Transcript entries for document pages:
************

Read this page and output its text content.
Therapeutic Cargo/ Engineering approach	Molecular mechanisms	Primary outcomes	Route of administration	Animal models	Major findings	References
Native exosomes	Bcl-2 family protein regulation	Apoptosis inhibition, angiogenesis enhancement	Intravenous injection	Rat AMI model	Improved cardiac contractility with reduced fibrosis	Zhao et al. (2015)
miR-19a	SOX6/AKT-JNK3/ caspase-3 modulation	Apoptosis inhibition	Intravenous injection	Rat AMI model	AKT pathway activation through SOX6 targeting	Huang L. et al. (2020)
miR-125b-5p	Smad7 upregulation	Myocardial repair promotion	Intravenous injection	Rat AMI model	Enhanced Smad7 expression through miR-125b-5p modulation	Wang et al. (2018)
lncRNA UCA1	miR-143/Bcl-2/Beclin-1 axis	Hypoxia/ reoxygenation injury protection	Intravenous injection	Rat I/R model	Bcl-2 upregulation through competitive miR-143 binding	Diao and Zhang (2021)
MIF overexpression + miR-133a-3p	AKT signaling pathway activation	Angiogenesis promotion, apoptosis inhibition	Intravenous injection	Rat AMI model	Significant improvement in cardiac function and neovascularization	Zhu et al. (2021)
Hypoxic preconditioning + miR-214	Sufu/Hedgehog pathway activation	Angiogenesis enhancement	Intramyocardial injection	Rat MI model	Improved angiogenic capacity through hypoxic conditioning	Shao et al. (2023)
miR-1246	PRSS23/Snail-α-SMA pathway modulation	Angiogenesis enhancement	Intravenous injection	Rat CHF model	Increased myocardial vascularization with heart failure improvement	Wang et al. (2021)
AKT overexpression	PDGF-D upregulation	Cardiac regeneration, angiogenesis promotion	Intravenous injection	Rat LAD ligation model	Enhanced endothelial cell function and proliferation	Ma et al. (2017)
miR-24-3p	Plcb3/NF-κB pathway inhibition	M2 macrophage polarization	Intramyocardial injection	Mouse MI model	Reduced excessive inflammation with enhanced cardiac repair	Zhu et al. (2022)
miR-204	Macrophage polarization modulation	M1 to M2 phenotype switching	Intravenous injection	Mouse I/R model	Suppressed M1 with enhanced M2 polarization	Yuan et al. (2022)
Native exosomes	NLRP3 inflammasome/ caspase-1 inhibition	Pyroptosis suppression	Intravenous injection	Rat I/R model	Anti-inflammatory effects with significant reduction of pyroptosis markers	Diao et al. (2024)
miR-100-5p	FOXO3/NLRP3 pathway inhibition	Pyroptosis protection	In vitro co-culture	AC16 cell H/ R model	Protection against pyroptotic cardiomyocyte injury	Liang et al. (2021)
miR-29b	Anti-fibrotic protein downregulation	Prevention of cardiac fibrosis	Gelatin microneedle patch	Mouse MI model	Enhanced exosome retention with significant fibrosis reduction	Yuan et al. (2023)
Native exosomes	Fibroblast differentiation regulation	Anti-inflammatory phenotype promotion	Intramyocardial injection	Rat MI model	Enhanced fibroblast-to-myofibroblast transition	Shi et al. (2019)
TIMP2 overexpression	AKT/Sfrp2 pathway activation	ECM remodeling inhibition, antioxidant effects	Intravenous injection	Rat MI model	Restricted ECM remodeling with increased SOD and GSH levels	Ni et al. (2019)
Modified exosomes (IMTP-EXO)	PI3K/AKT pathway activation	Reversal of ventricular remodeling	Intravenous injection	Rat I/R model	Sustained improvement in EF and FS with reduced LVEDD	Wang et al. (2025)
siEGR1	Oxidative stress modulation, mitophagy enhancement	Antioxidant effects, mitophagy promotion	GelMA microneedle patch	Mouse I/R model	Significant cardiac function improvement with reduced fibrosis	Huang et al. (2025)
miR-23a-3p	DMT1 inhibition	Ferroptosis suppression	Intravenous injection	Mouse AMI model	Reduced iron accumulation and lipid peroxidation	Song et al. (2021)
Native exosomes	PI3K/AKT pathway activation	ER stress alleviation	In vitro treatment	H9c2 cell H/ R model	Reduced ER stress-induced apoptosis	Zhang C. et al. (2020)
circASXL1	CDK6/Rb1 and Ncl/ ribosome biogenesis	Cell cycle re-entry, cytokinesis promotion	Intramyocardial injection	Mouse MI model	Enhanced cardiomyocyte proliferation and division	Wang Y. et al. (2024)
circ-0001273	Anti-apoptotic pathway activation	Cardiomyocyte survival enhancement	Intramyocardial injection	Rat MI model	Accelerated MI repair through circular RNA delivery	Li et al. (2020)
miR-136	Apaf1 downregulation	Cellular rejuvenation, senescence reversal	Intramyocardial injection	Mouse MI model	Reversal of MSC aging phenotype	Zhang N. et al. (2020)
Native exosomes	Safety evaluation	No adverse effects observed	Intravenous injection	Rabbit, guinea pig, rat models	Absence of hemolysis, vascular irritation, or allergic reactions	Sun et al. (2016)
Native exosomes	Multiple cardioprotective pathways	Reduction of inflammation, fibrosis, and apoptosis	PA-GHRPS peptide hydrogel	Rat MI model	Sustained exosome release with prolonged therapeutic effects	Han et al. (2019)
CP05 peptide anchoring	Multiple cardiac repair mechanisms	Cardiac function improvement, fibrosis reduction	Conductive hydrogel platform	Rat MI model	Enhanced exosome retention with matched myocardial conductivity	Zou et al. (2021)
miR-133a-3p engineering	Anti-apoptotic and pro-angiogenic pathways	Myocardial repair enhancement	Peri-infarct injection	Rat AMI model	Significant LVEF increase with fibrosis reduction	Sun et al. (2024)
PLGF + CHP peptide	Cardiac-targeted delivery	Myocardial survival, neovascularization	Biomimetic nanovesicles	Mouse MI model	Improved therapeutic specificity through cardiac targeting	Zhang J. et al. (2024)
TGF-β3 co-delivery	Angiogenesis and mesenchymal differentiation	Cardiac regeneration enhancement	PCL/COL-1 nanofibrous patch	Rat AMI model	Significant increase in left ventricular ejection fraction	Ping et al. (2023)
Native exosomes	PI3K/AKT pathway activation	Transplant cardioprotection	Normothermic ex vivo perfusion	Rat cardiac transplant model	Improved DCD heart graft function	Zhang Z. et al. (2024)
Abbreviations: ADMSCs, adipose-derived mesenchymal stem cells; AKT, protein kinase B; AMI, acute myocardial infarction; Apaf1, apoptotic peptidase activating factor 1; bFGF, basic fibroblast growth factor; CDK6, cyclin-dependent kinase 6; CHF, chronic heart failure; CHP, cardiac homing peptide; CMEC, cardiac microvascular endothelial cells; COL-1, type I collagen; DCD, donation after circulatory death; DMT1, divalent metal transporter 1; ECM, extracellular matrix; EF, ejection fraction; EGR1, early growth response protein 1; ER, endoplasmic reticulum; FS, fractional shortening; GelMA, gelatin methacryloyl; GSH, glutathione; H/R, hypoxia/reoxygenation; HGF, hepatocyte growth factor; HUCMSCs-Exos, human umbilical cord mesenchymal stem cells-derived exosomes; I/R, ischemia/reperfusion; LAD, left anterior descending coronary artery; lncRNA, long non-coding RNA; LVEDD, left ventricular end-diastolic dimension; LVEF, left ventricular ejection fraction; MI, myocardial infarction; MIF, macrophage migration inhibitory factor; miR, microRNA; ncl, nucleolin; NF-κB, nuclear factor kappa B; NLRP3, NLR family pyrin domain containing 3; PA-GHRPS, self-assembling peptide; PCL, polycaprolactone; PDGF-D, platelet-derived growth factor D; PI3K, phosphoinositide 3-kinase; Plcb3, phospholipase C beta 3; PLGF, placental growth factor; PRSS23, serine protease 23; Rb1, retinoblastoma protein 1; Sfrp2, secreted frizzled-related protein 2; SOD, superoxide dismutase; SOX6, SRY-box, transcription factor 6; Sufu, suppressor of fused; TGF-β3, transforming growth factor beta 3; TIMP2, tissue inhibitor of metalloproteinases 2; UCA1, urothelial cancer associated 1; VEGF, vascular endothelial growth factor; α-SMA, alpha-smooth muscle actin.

************

Activity
Wherever a line in the records contains the word "effects", copy that line.

Expected answer
Native exosomes	NLRP3 inflammasome/ caspase-1 inhibition	Pyroptosis suppression	Intravenous injection	Rat I/R model	Anti-inflammatory effects with significant reduction of pyroptosis markers	Diao et al. (2024)
TIMP2 overexpression	AKT/Sfrp2 pathway activation	ECM remodeling inhibition, antioxidant effects	Intravenous injection	Rat MI model	Restricted ECM remodeling with increased SOD and GSH levels	Ni et al. (2019)
siEGR1	Oxidative stress modulation, mitophagy enhancement	Antioxidant effects, mitophagy promotion	GelMA microneedle patch	Mouse I/R model	Significant cardiac function improvement with reduced fibrosis	Huang et al. (2025)
Native exosomes	Safety evaluation	No adverse effects observed	Intravenous injection	Rabbit, guinea pig, rat models	Absence of hemolysis, vascular irritation, or allergic reactions	Sun et al. (2016)
Native exosomes	Multiple cardioprotective pathways	Reduction of inflammation, fibrosis, and apoptosis	PA-GHRPS peptide hydrogel	Rat MI model	Sustained exosome release with prolonged therapeutic effects	Han et al. (2019)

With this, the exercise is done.